> **Job**:
Go through the entries below and retype them exactly, omitting each picture.

-- BEGIN Records for the exercise --

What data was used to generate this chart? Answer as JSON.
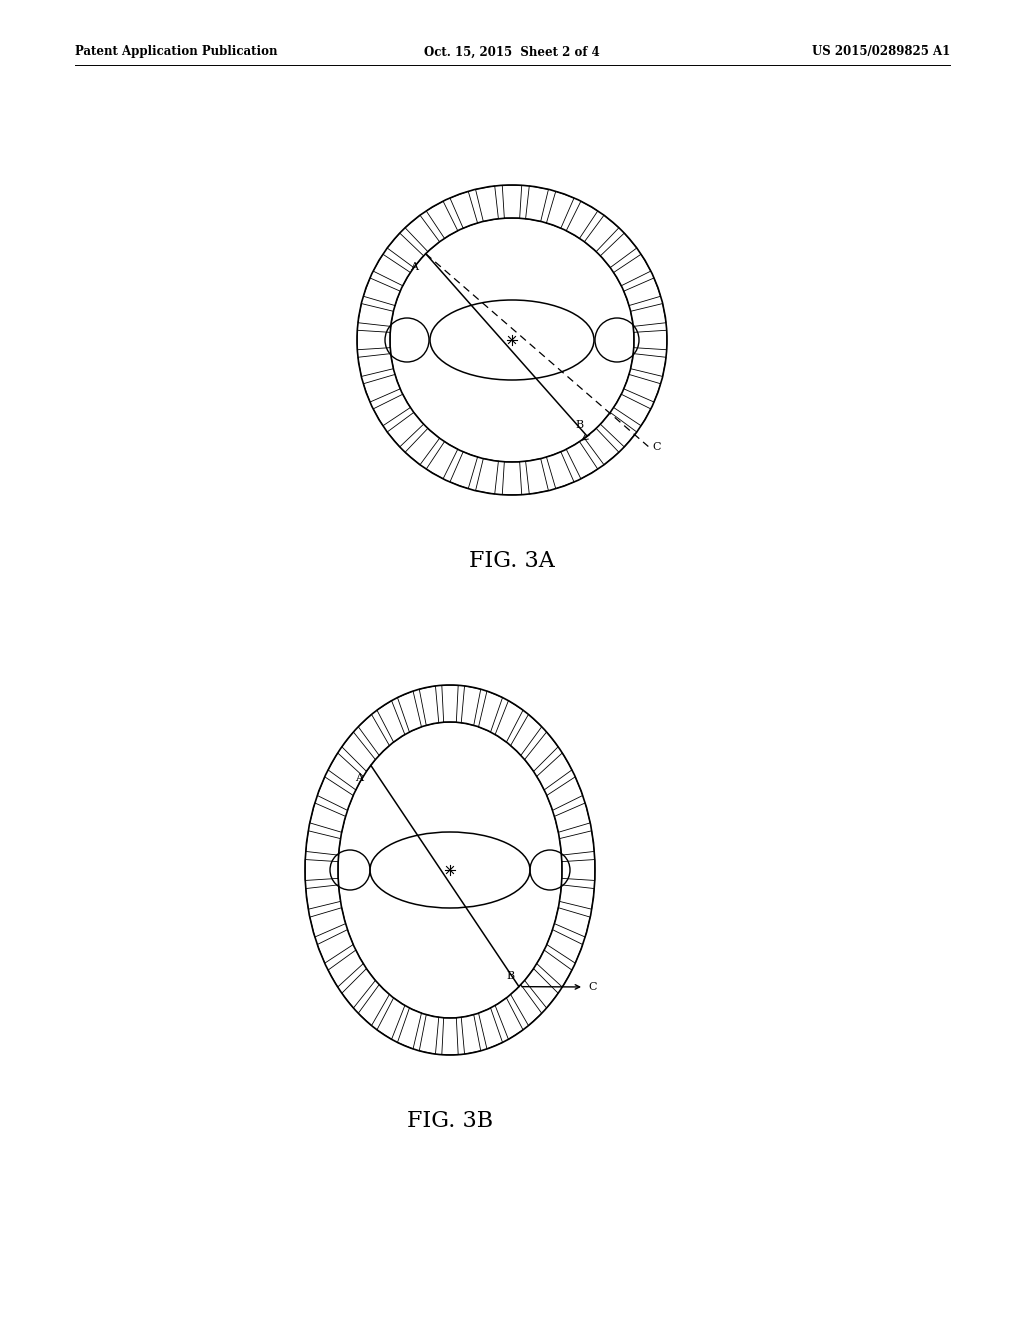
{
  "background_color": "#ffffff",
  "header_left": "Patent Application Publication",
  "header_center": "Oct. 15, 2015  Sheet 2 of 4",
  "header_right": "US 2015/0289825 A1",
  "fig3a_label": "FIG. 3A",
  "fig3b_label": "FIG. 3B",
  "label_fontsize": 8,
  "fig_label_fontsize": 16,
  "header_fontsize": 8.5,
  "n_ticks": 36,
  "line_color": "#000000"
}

-- END Records for the exercise --

> **Output for this exercise**:
What data was used to generate this chart? Answer as JSON.
{
  "background_color": "#ffffff",
  "header_left": "Patent Application Publication",
  "header_center": "Oct. 15, 2015  Sheet 2 of 4",
  "header_right": "US 2015/0289825 A1",
  "fig3a_label": "FIG. 3A",
  "fig3b_label": "FIG. 3B",
  "label_fontsize": 8,
  "fig_label_fontsize": 16,
  "header_fontsize": 8.5,
  "n_ticks": 36,
  "line_color": "#000000"
}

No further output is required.